■ **Exercise instructions**
Below are some records. Pull every line that contains the word "Hydrogel".

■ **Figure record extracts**
□ □ □ □ □
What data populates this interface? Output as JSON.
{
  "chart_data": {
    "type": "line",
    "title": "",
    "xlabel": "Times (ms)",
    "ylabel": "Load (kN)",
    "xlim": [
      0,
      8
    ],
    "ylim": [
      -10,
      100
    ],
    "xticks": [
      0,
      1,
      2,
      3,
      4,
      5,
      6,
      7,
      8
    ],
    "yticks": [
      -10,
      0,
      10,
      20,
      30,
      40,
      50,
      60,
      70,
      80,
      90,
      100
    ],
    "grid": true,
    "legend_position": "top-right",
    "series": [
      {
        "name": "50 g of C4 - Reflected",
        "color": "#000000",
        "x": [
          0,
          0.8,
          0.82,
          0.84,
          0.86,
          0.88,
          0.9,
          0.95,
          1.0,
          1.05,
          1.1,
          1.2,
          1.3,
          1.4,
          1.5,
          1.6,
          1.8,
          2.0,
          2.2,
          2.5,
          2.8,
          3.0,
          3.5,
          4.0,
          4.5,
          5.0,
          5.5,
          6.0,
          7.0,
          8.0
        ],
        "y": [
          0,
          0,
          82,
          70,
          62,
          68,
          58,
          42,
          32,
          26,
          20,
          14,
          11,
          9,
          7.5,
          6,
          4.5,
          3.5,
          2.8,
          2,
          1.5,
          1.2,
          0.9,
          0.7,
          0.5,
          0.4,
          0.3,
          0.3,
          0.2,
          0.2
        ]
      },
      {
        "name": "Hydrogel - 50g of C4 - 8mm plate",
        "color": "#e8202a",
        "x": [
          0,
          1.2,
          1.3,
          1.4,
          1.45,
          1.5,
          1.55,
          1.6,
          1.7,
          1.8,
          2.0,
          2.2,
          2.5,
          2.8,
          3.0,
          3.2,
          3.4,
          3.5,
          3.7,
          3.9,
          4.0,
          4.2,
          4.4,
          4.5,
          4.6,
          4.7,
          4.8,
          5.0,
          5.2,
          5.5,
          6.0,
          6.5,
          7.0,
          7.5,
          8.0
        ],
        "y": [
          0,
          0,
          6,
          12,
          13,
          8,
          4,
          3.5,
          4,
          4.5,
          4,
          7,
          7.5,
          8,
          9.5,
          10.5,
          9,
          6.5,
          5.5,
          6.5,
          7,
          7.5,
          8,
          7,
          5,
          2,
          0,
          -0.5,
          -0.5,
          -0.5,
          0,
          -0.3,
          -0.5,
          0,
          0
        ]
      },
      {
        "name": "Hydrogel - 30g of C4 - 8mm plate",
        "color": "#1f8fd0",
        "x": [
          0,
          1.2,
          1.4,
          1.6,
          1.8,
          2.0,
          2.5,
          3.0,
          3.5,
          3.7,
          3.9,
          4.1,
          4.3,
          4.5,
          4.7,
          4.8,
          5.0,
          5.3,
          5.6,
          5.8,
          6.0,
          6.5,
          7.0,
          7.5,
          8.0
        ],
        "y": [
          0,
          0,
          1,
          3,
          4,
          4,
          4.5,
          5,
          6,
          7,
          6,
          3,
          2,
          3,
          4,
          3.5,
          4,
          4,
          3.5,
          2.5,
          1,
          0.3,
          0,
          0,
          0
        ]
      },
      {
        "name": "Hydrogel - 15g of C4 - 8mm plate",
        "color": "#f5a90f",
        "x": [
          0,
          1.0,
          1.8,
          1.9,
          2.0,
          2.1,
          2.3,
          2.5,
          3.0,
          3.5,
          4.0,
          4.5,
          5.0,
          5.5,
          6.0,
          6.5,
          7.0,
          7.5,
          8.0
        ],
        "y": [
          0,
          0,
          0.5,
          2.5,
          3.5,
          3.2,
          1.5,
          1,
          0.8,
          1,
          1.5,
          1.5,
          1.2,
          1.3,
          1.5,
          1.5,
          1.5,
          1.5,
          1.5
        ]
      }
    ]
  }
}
□ □ □ □ □
■ **Written solution**
        "name": "Hydrogel - 50g of C4 - 8mm plate",
        "name": "Hydrogel - 30g of C4 - 8mm plate",
        "name": "Hydrogel - 15g of C4 - 8mm plate",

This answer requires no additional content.